Lift out each line of the data that holds "career".

── Data section

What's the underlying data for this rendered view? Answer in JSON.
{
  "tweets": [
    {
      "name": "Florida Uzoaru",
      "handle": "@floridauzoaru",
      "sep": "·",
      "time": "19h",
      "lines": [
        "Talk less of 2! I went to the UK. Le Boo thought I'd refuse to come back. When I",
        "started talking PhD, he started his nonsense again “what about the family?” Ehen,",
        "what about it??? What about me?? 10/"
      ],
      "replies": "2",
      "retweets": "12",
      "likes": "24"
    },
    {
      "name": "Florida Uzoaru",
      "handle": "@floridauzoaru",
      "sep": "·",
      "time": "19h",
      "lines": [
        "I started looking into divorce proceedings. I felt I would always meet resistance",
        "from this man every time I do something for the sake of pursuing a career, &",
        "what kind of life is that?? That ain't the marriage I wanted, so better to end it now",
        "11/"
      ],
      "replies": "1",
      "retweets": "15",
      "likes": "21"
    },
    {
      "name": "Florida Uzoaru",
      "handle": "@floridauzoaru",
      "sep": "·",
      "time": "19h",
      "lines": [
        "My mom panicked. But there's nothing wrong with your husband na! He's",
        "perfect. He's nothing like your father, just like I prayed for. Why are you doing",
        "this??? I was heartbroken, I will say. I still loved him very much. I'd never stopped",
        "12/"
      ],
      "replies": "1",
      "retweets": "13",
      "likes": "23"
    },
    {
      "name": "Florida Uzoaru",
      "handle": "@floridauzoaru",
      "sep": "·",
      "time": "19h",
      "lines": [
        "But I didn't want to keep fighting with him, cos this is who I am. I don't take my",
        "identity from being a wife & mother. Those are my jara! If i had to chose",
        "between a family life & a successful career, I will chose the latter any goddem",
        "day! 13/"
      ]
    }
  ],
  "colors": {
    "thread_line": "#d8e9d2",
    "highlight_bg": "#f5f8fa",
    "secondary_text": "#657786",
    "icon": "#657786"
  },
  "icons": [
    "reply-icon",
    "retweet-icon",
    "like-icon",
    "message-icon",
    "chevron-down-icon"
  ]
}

────

◆ Task result
        "from this man every time I do something for the sake of pursuing a career, &",
        "between a family life & a successful career, I will chose the latter any goddem",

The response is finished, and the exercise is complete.